WORK REQUIRED ▸
Find the word "gear" in the material below and gather every line that contains it.

LISTED ENTRIES ▸
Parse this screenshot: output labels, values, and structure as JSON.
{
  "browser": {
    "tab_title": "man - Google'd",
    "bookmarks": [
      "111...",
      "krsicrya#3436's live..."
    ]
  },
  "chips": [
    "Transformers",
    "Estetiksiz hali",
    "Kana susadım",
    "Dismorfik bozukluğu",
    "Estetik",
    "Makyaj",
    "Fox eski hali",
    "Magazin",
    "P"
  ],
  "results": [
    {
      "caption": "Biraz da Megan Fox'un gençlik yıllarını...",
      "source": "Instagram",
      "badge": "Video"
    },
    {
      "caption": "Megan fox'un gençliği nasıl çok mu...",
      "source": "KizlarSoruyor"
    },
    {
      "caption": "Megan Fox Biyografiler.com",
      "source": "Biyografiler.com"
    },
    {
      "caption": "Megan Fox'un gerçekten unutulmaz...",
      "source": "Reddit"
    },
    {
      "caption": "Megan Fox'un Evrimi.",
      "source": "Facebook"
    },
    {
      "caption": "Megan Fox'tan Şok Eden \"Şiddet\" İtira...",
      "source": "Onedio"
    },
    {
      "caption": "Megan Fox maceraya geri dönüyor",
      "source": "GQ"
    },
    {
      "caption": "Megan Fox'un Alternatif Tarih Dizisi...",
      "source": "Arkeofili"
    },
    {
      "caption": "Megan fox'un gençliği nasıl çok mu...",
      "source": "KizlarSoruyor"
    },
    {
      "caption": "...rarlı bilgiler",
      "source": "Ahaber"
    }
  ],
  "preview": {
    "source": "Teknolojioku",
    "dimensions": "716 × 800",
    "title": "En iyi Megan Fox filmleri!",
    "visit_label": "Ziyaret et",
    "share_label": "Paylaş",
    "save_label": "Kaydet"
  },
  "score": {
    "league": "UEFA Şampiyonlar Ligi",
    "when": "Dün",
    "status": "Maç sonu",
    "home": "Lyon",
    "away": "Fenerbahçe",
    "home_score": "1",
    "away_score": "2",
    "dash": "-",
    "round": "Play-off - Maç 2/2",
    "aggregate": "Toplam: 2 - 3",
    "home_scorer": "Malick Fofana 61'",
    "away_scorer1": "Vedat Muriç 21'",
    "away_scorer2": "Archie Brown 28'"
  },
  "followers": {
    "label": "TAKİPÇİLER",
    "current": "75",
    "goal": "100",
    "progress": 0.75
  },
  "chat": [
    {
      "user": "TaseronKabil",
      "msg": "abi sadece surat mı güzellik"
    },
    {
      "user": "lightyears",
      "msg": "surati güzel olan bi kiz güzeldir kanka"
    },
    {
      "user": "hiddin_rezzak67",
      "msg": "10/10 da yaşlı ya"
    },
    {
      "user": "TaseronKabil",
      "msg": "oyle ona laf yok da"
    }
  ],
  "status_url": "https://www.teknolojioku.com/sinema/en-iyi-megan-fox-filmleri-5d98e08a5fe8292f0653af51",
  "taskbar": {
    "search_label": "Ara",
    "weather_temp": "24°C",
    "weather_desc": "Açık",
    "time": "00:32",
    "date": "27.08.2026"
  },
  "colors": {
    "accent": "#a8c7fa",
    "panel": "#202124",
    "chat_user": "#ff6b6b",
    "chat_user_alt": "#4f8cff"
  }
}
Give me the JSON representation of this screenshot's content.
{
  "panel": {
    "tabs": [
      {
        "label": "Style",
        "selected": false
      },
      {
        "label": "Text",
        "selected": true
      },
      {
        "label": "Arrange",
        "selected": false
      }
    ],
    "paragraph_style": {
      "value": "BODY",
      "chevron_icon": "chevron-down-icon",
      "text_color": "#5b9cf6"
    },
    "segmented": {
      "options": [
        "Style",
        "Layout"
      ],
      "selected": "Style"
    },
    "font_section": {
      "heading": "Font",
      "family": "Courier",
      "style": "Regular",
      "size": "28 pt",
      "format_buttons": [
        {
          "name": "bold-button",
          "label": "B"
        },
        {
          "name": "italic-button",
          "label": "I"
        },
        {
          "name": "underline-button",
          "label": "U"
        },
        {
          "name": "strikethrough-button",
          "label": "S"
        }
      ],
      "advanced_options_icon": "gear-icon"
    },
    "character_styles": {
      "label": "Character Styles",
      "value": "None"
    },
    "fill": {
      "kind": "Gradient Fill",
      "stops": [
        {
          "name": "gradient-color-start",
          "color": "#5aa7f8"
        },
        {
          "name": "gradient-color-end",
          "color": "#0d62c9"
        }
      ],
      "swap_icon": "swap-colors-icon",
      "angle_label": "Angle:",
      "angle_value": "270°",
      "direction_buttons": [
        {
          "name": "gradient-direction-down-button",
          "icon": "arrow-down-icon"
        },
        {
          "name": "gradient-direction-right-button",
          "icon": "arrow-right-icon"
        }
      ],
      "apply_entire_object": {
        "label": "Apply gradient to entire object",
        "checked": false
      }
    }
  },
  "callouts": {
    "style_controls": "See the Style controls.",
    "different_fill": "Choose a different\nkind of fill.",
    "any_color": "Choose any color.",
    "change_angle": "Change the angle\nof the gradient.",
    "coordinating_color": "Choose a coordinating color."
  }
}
==
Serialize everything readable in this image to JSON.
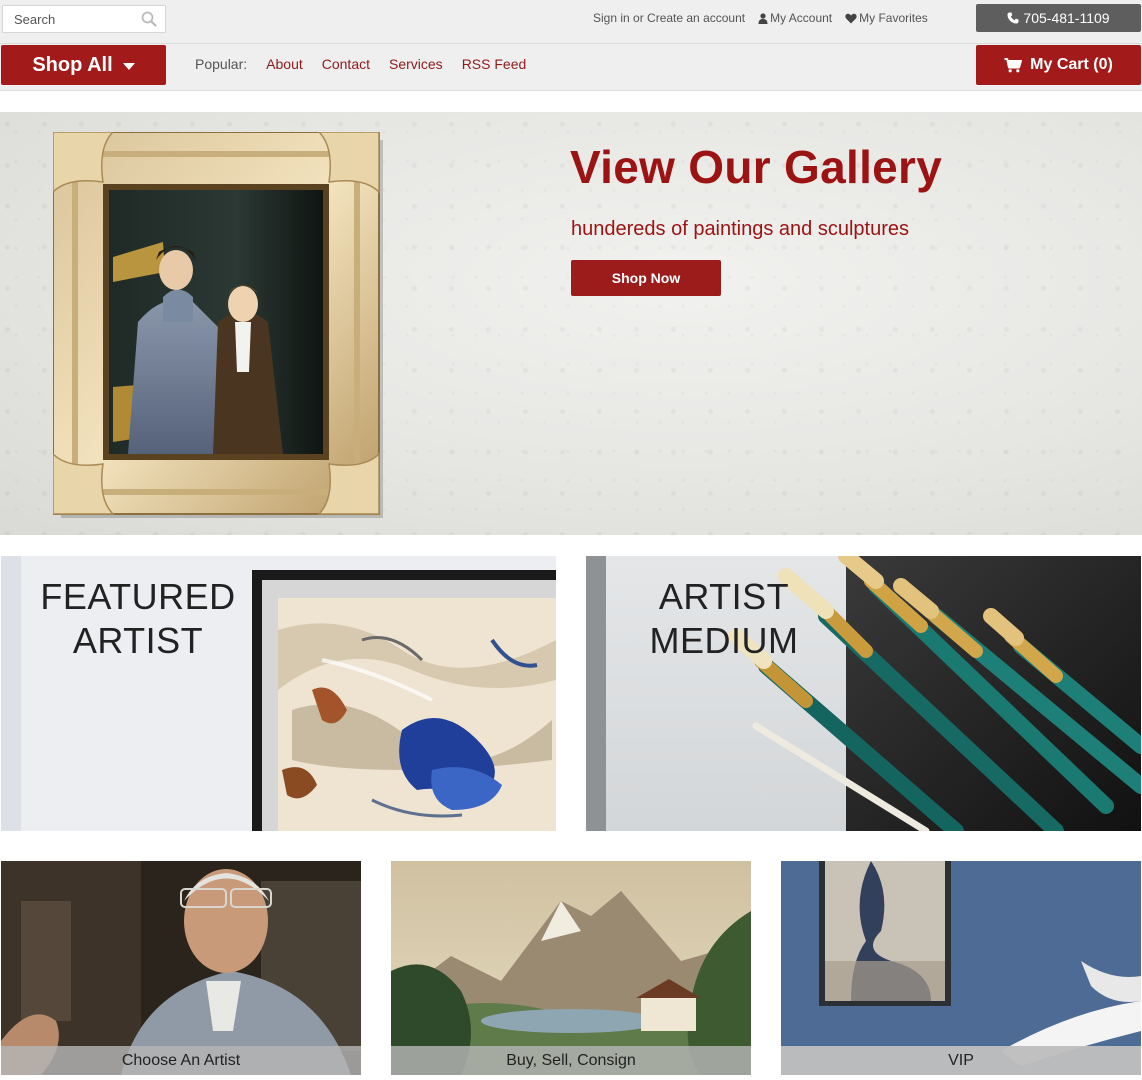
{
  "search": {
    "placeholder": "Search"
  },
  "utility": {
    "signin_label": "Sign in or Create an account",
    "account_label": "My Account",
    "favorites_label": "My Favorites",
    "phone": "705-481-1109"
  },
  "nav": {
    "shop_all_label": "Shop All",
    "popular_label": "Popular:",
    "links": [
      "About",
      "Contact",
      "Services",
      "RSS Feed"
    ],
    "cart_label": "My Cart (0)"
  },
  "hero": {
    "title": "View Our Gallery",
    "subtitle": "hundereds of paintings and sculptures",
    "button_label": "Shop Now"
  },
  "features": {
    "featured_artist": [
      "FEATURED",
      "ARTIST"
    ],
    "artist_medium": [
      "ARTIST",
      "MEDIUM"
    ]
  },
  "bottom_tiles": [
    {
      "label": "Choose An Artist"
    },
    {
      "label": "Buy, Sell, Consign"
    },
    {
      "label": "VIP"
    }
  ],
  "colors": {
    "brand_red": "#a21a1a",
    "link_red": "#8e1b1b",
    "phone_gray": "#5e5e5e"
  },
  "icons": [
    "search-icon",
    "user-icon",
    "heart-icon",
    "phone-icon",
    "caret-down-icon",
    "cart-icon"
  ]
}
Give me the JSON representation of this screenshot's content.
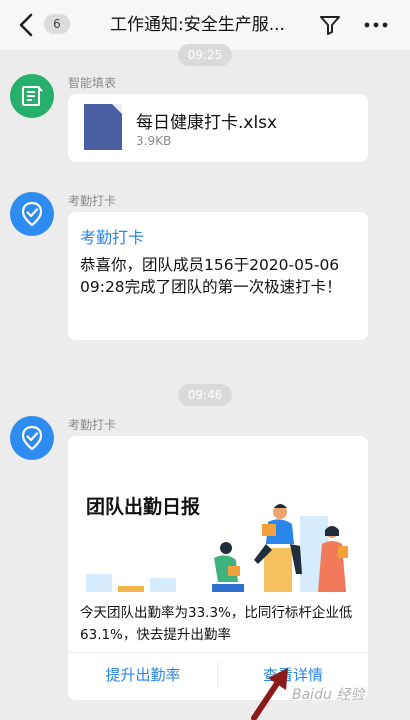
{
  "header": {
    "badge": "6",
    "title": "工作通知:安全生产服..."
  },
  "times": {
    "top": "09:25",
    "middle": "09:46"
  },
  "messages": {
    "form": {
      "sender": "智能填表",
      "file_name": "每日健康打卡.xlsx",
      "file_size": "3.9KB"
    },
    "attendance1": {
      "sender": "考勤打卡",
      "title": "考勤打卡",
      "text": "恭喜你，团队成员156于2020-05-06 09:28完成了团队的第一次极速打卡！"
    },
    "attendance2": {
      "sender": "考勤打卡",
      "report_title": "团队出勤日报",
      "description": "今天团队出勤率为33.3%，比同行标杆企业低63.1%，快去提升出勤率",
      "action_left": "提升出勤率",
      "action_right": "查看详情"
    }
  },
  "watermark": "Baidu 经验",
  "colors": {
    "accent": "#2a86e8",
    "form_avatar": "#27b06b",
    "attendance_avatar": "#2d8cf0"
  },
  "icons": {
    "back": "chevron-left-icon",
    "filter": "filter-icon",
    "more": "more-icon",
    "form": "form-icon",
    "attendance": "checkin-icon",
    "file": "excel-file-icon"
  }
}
==
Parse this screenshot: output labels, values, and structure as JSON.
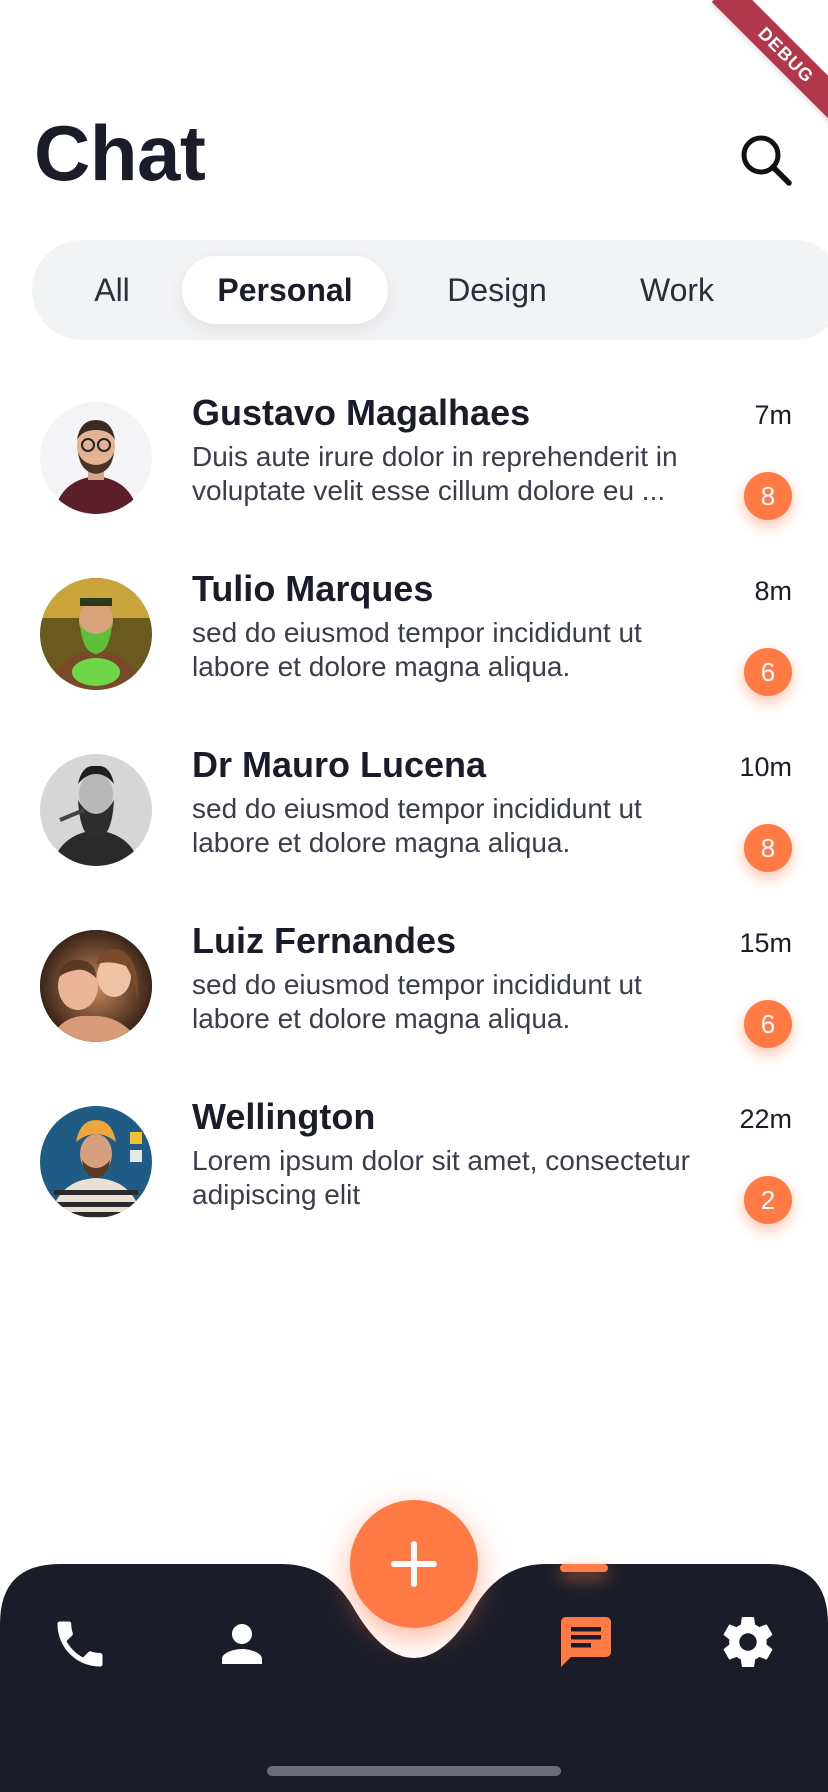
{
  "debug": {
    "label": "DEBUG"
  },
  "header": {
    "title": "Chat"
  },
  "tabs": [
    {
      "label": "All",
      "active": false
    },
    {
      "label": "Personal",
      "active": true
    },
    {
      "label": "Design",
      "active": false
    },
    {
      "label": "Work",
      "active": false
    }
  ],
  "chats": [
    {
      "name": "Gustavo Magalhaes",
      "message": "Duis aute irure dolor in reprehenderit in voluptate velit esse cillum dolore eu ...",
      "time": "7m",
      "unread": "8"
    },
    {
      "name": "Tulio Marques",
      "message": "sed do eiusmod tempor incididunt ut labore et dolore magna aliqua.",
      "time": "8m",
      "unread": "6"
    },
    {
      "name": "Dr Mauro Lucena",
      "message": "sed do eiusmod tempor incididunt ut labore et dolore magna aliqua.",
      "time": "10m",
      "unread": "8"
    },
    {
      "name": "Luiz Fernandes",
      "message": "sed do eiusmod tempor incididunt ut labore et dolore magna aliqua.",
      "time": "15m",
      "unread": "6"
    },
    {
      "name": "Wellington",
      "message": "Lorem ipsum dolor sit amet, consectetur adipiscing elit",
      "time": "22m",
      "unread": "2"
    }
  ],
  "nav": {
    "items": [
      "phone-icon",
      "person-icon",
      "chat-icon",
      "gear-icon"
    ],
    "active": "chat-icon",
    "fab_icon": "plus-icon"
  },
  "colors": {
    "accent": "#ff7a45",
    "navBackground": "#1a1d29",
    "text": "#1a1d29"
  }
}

SOLVED EXERCISE ▸
      "advanced_options_icon": "gear-icon"
      "gear-icon"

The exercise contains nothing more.